* Given request
Give only the number of lines in the listing below where the string "ylabel" occurs.

* Data for the task
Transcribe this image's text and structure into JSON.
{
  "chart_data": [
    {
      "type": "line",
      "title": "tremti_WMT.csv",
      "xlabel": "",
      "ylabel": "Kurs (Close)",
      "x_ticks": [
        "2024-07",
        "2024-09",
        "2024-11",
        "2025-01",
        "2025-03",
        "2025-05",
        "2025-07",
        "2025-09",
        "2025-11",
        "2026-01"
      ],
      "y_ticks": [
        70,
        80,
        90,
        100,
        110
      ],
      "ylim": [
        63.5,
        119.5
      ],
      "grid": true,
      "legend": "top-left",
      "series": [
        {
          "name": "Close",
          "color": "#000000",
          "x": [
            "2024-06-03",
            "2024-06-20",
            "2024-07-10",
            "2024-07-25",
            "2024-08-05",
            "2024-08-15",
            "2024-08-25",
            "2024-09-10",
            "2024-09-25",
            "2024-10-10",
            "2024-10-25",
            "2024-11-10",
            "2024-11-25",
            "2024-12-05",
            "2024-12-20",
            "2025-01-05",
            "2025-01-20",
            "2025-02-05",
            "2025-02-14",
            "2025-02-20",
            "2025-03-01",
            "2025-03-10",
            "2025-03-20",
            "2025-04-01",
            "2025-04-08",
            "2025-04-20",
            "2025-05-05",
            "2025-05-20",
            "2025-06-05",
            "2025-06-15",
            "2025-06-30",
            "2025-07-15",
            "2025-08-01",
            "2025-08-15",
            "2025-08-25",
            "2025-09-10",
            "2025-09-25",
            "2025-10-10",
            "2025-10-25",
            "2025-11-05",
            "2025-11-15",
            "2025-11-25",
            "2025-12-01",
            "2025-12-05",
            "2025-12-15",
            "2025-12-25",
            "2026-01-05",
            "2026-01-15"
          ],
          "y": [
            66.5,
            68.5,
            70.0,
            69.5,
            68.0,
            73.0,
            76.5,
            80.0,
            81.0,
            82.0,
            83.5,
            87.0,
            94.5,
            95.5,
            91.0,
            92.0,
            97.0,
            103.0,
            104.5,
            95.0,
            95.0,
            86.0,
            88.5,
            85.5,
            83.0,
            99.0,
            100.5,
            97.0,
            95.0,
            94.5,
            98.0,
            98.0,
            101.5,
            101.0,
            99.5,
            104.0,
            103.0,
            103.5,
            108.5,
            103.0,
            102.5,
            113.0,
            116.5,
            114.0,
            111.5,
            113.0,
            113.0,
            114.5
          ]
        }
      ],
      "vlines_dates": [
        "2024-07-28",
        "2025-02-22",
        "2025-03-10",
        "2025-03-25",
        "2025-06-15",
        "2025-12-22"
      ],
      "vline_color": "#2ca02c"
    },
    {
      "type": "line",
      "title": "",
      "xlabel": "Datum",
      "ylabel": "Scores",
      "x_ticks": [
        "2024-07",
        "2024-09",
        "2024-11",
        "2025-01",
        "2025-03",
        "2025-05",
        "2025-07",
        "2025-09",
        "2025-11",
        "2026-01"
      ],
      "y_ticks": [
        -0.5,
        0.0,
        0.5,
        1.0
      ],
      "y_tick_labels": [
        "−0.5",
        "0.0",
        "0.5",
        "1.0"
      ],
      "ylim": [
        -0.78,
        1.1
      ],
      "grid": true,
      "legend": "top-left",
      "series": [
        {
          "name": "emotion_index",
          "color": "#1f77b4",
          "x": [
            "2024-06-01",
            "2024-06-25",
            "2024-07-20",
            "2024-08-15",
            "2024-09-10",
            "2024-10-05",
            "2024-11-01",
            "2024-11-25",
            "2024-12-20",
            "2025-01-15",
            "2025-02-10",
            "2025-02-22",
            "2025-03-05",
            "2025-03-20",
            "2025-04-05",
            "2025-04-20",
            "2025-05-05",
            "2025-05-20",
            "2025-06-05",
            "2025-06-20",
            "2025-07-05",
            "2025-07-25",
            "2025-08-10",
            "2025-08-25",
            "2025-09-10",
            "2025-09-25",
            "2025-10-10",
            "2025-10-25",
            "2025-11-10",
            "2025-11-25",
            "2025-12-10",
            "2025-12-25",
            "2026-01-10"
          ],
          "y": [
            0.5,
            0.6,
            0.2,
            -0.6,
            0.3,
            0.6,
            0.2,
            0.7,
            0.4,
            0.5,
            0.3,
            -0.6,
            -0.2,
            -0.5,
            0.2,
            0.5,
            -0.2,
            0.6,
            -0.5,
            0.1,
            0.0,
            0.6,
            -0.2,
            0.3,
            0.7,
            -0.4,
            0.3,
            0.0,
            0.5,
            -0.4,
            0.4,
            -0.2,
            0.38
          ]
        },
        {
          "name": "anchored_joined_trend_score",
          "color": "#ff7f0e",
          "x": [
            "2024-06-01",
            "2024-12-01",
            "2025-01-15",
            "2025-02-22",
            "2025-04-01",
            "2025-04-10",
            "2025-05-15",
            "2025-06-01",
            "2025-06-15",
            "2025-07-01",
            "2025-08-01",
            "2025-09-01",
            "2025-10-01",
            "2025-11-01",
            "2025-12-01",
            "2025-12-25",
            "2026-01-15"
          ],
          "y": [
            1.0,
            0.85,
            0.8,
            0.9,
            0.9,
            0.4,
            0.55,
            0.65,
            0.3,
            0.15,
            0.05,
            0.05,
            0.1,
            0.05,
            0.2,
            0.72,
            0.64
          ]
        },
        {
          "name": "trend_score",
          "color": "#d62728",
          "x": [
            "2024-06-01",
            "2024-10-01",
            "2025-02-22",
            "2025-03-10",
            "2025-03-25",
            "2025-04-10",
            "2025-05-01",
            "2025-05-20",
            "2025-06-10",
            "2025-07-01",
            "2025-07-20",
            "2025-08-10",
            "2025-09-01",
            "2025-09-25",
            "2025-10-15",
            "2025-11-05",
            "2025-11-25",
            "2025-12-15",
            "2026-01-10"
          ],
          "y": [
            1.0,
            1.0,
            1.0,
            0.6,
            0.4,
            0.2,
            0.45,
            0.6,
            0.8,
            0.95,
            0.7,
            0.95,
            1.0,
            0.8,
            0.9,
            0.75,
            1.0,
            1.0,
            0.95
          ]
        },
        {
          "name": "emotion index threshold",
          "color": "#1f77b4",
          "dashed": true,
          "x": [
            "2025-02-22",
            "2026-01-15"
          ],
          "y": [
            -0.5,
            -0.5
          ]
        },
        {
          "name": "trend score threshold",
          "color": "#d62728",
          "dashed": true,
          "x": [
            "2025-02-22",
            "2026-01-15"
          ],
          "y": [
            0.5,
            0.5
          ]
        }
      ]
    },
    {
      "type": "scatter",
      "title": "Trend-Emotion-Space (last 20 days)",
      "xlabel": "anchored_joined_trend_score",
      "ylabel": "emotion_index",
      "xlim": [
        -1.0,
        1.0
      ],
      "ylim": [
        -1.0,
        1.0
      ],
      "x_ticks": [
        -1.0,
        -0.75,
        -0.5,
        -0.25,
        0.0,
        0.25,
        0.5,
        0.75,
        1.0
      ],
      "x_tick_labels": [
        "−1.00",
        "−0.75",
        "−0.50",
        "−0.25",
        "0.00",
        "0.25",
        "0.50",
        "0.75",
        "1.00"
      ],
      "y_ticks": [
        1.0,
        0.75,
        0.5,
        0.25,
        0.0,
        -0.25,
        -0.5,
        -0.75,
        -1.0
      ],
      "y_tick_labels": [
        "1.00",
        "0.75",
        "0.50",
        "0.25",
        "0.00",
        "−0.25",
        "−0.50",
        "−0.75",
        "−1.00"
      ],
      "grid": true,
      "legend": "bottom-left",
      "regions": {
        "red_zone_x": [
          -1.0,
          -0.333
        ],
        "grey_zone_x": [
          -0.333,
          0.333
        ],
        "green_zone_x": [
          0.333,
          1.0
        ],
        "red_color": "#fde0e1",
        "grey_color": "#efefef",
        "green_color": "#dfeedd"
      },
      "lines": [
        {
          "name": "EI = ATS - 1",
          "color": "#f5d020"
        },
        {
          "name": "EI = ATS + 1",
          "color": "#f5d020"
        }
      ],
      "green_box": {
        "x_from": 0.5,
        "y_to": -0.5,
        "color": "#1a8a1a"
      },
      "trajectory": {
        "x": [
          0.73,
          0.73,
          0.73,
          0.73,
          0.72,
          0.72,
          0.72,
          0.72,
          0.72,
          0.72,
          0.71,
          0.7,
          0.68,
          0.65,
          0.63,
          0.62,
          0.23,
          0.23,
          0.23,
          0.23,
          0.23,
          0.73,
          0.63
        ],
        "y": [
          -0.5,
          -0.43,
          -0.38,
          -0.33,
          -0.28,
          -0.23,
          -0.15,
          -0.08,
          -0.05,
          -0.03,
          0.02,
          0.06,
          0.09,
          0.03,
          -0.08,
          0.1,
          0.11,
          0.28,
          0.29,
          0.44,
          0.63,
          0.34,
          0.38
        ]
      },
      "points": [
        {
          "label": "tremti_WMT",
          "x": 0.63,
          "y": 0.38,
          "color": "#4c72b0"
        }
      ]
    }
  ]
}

* Result of the task
3